Brief:
Give the count of lines that include the string "later". Add nothing to it.

Input records:
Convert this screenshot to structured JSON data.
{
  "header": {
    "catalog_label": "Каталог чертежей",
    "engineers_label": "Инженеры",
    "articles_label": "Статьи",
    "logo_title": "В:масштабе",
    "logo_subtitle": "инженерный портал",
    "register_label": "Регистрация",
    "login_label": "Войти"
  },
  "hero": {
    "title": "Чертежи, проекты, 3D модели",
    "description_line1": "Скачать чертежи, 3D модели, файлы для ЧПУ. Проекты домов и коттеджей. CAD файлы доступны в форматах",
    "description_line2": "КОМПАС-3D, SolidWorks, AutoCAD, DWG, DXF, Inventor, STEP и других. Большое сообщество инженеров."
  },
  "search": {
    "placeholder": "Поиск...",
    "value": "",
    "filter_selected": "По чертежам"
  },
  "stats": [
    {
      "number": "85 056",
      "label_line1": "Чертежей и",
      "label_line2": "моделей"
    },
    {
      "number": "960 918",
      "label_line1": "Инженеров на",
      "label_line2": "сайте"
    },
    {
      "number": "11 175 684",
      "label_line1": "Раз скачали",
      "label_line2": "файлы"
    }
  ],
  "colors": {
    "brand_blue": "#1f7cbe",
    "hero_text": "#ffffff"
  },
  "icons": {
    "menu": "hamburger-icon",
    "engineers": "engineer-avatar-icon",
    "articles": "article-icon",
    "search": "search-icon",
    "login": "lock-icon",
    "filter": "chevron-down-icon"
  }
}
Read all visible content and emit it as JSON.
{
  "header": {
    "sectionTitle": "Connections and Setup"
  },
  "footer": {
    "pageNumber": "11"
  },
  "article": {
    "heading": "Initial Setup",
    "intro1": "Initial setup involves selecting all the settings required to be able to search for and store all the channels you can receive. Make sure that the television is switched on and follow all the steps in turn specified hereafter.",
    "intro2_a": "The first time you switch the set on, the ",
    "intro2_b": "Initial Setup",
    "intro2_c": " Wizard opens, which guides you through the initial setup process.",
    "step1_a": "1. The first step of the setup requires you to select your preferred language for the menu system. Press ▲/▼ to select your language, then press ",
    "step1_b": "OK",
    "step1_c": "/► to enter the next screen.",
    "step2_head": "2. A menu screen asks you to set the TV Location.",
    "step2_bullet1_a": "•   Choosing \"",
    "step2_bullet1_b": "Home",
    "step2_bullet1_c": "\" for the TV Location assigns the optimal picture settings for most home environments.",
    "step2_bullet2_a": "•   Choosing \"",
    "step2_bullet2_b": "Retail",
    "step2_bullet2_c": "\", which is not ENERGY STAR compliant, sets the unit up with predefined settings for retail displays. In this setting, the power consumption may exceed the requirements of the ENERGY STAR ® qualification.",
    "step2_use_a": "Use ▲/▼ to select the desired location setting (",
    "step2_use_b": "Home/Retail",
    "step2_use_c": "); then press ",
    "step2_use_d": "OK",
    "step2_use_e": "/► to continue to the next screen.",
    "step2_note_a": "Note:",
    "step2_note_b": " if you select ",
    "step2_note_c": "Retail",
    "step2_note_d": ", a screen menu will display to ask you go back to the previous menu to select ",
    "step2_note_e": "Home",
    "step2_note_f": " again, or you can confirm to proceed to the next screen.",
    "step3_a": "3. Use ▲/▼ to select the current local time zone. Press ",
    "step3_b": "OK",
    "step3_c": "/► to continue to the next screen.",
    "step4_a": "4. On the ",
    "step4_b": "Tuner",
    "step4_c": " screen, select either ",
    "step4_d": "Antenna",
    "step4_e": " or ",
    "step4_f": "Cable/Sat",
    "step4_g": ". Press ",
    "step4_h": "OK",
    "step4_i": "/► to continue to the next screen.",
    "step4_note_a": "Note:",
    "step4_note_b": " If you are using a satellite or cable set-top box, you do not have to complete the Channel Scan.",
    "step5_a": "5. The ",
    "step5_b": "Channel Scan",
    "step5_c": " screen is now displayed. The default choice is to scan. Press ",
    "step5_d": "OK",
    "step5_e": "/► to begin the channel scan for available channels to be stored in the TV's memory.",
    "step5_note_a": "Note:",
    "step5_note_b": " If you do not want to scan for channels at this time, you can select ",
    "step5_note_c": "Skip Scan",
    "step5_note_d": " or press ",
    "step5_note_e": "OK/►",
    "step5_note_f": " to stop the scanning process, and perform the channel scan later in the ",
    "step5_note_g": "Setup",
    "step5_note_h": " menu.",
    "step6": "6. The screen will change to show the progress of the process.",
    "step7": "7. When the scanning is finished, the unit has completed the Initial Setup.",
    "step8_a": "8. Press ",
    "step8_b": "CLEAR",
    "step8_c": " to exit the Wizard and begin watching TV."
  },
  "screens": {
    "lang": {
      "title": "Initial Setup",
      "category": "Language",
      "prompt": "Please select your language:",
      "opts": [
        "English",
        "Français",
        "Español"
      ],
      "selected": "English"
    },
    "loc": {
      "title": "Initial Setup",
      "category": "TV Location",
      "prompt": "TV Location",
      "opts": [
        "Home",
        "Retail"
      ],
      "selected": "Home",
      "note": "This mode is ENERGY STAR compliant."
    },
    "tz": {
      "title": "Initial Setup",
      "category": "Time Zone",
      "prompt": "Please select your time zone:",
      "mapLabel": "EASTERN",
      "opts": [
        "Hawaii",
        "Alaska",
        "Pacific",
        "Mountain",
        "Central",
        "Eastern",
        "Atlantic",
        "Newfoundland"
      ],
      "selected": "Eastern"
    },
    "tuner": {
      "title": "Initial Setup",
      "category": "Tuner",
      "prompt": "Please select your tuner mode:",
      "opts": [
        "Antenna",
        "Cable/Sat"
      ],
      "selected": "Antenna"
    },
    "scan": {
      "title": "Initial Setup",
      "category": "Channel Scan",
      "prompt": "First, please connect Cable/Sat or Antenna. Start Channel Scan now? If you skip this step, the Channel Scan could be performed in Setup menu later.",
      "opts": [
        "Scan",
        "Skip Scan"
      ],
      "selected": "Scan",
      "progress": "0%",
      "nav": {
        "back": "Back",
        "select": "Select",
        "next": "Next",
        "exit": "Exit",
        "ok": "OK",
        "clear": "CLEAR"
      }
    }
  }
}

Task solution:
2